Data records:
-- BEGIN --
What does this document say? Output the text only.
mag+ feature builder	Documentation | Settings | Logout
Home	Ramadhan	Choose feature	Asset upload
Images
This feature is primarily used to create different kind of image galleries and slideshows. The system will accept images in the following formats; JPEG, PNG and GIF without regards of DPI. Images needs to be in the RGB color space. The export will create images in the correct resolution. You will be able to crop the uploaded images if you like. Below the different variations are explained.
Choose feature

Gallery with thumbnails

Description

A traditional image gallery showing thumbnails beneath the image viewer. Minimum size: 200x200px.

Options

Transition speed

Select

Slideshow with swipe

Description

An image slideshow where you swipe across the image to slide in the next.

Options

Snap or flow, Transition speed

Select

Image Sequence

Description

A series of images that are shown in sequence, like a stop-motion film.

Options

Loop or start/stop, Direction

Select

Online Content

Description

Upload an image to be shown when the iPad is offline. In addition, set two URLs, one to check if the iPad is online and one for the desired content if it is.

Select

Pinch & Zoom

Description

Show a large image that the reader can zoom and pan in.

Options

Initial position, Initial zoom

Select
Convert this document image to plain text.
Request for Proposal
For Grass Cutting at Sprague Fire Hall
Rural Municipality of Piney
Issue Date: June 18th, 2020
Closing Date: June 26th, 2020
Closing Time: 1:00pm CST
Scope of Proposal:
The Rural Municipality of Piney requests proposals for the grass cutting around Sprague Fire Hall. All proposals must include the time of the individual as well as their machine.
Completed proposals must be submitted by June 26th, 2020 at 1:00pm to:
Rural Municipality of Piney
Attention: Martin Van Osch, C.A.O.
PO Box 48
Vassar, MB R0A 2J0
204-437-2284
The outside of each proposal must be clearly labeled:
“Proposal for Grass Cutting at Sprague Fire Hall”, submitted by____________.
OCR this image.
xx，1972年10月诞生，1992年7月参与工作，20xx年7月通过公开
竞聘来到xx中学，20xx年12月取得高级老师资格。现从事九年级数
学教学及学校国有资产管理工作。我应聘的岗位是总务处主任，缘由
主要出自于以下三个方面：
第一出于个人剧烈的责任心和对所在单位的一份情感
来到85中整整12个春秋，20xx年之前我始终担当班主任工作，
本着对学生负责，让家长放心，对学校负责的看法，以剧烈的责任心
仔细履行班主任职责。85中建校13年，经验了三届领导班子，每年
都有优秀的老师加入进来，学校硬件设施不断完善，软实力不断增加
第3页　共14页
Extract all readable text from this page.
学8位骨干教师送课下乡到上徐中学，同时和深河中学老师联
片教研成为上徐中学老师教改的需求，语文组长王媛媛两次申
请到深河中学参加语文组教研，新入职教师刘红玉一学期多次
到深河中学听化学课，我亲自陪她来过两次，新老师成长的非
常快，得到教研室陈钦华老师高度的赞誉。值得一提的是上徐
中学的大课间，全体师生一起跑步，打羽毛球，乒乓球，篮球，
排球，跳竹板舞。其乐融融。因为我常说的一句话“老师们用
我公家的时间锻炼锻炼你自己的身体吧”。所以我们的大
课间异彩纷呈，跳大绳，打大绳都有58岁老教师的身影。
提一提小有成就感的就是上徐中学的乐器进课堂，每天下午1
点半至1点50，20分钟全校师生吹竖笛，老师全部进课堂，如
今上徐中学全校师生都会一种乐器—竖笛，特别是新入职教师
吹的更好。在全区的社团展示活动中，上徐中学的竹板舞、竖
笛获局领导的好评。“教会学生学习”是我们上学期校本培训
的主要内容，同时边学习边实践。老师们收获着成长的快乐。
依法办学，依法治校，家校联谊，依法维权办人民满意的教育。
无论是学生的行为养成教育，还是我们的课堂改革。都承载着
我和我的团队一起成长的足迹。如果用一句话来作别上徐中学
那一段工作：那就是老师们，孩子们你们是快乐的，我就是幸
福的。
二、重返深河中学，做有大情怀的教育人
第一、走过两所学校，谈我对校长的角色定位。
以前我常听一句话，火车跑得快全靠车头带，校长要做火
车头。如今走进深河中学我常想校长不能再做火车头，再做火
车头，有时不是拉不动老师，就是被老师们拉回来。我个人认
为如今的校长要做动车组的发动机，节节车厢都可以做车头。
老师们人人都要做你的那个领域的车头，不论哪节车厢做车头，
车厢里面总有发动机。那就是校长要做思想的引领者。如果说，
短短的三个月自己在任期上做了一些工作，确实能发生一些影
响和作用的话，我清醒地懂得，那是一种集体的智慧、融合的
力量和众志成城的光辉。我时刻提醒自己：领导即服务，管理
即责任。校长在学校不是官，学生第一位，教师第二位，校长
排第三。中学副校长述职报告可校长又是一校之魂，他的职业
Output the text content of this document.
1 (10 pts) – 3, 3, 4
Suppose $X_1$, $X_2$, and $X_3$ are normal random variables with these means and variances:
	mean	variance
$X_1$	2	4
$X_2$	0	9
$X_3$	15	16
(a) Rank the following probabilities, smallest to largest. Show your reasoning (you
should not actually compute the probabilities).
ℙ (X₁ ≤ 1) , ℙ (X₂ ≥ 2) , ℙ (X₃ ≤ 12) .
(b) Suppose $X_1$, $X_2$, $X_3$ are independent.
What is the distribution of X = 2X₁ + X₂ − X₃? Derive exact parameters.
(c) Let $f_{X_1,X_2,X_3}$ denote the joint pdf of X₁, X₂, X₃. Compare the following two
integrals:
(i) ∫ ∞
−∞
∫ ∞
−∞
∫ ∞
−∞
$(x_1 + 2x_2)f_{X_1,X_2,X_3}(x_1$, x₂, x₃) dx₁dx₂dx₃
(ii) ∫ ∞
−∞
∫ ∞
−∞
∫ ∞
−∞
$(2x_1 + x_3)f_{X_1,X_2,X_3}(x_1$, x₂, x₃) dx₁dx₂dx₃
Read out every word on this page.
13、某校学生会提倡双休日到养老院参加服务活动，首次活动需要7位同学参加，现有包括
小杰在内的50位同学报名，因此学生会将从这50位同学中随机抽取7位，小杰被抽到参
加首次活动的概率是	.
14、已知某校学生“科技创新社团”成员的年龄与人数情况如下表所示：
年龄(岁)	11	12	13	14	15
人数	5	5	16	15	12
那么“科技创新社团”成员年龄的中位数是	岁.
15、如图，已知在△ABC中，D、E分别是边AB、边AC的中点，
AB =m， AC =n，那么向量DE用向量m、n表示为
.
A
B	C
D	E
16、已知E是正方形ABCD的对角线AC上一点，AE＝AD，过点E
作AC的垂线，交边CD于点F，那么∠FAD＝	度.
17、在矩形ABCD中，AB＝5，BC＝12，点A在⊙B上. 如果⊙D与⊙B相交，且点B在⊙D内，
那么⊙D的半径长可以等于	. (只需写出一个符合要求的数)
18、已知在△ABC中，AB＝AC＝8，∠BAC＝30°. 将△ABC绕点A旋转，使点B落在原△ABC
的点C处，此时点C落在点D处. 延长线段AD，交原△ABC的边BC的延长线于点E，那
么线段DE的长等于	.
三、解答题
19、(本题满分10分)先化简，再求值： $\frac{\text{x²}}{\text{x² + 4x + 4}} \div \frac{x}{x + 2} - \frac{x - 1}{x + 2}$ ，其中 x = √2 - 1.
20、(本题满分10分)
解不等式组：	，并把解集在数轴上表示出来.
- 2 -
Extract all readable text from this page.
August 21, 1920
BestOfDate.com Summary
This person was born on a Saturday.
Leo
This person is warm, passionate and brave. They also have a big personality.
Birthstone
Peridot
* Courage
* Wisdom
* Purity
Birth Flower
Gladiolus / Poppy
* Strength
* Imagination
-- END --
What you should do: Every line of the material must be returned exactly as it appears.

Solution for this task:
What does this document say? Output the text only.
mag+ feature builder	Documentation | Settings | Logout
Home	Ramadhan	Choose feature	Asset upload
Images
This feature is primarily used to create different kind of image galleries and slideshows. The system will accept images in the following formats; JPEG, PNG and GIF without regards of DPI. Images needs to be in the RGB color space. The export will create images in the correct resolution. You will be able to crop the uploaded images if you like. Below the different variations are explained.
Choose feature

Gallery with thumbnails

Description

A traditional image gallery showing thumbnails beneath the image viewer. Minimum size: 200x200px.

Options

Transition speed

Select

Slideshow with swipe

Description

An image slideshow where you swipe across the image to slide in the next.

Options

Snap or flow, Transition speed

Select

Image Sequence

Description

A series of images that are shown in sequence, like a stop-motion film.

Options

Loop or start/stop, Direction

Select

Online Content

Description

Upload an image to be shown when the iPad is offline. In addition, set two URLs, one to check if the iPad is online and one for the desired content if it is.

Select

Pinch & Zoom

Description

Show a large image that the reader can zoom and pan in.

Options

Initial position, Initial zoom

Select
Convert this document image to plain text.
Request for Proposal
For Grass Cutting at Sprague Fire Hall
Rural Municipality of Piney
Issue Date: June 18th, 2020
Closing Date: June 26th, 2020
Closing Time: 1:00pm CST
Scope of Proposal:
The Rural Municipality of Piney requests proposals for the grass cutting around Sprague Fire Hall. All proposals must include the time of the individual as well as their machine.
Completed proposals must be submitted by June 26th, 2020 at 1:00pm to:
Rural Municipality of Piney
Attention: Martin Van Osch, C.A.O.
PO Box 48
Vassar, MB R0A 2J0
204-437-2284
The outside of each proposal must be clearly labeled:
“Proposal for Grass Cutting at Sprague Fire Hall”, submitted by____________.
OCR this image.
xx，1972年10月诞生，1992年7月参与工作，20xx年7月通过公开
竞聘来到xx中学，20xx年12月取得高级老师资格。现从事九年级数
学教学及学校国有资产管理工作。我应聘的岗位是总务处主任，缘由
主要出自于以下三个方面：
第一出于个人剧烈的责任心和对所在单位的一份情感
来到85中整整12个春秋，20xx年之前我始终担当班主任工作，
本着对学生负责，让家长放心，对学校负责的看法，以剧烈的责任心
仔细履行班主任职责。85中建校13年，经验了三届领导班子，每年
都有优秀的老师加入进来，学校硬件设施不断完善，软实力不断增加
第3页　共14页
Extract all readable text from this page.
学8位骨干教师送课下乡到上徐中学，同时和深河中学老师联
片教研成为上徐中学老师教改的需求，语文组长王媛媛两次申
请到深河中学参加语文组教研，新入职教师刘红玉一学期多次
到深河中学听化学课，我亲自陪她来过两次，新老师成长的非
常快，得到教研室陈钦华老师高度的赞誉。值得一提的是上徐
中学的大课间，全体师生一起跑步，打羽毛球，乒乓球，篮球，
排球，跳竹板舞。其乐融融。因为我常说的一句话“老师们用
我公家的时间锻炼锻炼你自己的身体吧”。所以我们的大
课间异彩纷呈，跳大绳，打大绳都有58岁老教师的身影。
提一提小有成就感的就是上徐中学的乐器进课堂，每天下午1
点半至1点50，20分钟全校师生吹竖笛，老师全部进课堂，如
今上徐中学全校师生都会一种乐器—竖笛，特别是新入职教师
吹的更好。在全区的社团展示活动中，上徐中学的竹板舞、竖
笛获局领导的好评。“教会学生学习”是我们上学期校本培训
的主要内容，同时边学习边实践。老师们收获着成长的快乐。
依法办学，依法治校，家校联谊，依法维权办人民满意的教育。
无论是学生的行为养成教育，还是我们的课堂改革。都承载着
我和我的团队一起成长的足迹。如果用一句话来作别上徐中学
那一段工作：那就是老师们，孩子们你们是快乐的，我就是幸
福的。
二、重返深河中学，做有大情怀的教育人
第一、走过两所学校，谈我对校长的角色定位。
以前我常听一句话，火车跑得快全靠车头带，校长要做火
车头。如今走进深河中学我常想校长不能再做火车头，再做火
车头，有时不是拉不动老师，就是被老师们拉回来。我个人认
为如今的校长要做动车组的发动机，节节车厢都可以做车头。
老师们人人都要做你的那个领域的车头，不论哪节车厢做车头，
车厢里面总有发动机。那就是校长要做思想的引领者。如果说，
短短的三个月自己在任期上做了一些工作，确实能发生一些影
响和作用的话，我清醒地懂得，那是一种集体的智慧、融合的
力量和众志成城的光辉。我时刻提醒自己：领导即服务，管理
即责任。校长在学校不是官，学生第一位，教师第二位，校长
排第三。中学副校长述职报告可校长又是一校之魂，他的职业
Output the text content of this document.
1 (10 pts) – 3, 3, 4
Suppose $X_1$, $X_2$, and $X_3$ are normal random variables with these means and variances:
	mean	variance
$X_1$	2	4
$X_2$	0	9
$X_3$	15	16
(a) Rank the following probabilities, smallest to largest. Show your reasoning (you
should not actually compute the probabilities).
ℙ (X₁ ≤ 1) , ℙ (X₂ ≥ 2) , ℙ (X₃ ≤ 12) .
(b) Suppose $X_1$, $X_2$, $X_3$ are independent.
What is the distribution of X = 2X₁ + X₂ − X₃? Derive exact parameters.
(c) Let $f_{X_1,X_2,X_3}$ denote the joint pdf of X₁, X₂, X₃. Compare the following two
integrals:
(i) ∫ ∞
−∞
∫ ∞
−∞
∫ ∞
−∞
$(x_1 + 2x_2)f_{X_1,X_2,X_3}(x_1$, x₂, x₃) dx₁dx₂dx₃
(ii) ∫ ∞
−∞
∫ ∞
−∞
∫ ∞
−∞
$(2x_1 + x_3)f_{X_1,X_2,X_3}(x_1$, x₂, x₃) dx₁dx₂dx₃
Read out every word on this page.
13、某校学生会提倡双休日到养老院参加服务活动，首次活动需要7位同学参加，现有包括
小杰在内的50位同学报名，因此学生会将从这50位同学中随机抽取7位，小杰被抽到参
加首次活动的概率是	.
14、已知某校学生“科技创新社团”成员的年龄与人数情况如下表所示：
年龄(岁)	11	12	13	14	15
人数	5	5	16	15	12
那么“科技创新社团”成员年龄的中位数是	岁.
15、如图，已知在△ABC中，D、E分别是边AB、边AC的中点，
AB =m， AC =n，那么向量DE用向量m、n表示为
.
A
B	C
D	E
16、已知E是正方形ABCD的对角线AC上一点，AE＝AD，过点E
作AC的垂线，交边CD于点F，那么∠FAD＝	度.
17、在矩形ABCD中，AB＝5，BC＝12，点A在⊙B上. 如果⊙D与⊙B相交，且点B在⊙D内，
那么⊙D的半径长可以等于	. (只需写出一个符合要求的数)
18、已知在△ABC中，AB＝AC＝8，∠BAC＝30°. 将△ABC绕点A旋转，使点B落在原△ABC
的点C处，此时点C落在点D处. 延长线段AD，交原△ABC的边BC的延长线于点E，那
么线段DE的长等于	.
三、解答题
19、(本题满分10分)先化简，再求值： $\frac{\text{x²}}{\text{x² + 4x + 4}} \div \frac{x}{x + 2} - \frac{x - 1}{x + 2}$ ，其中 x = √2 - 1.
20、(本题满分10分)
解不等式组：	，并把解集在数轴上表示出来.
- 2 -
Extract all readable text from this page.
August 21, 1920
BestOfDate.com Summary
This person was born on a Saturday.
Leo
This person is warm, passionate and brave. They also have a big personality.
Birthstone
Peridot
* Courage
* Wisdom
* Purity
Birth Flower
Gladiolus / Poppy
* Strength
* Imagination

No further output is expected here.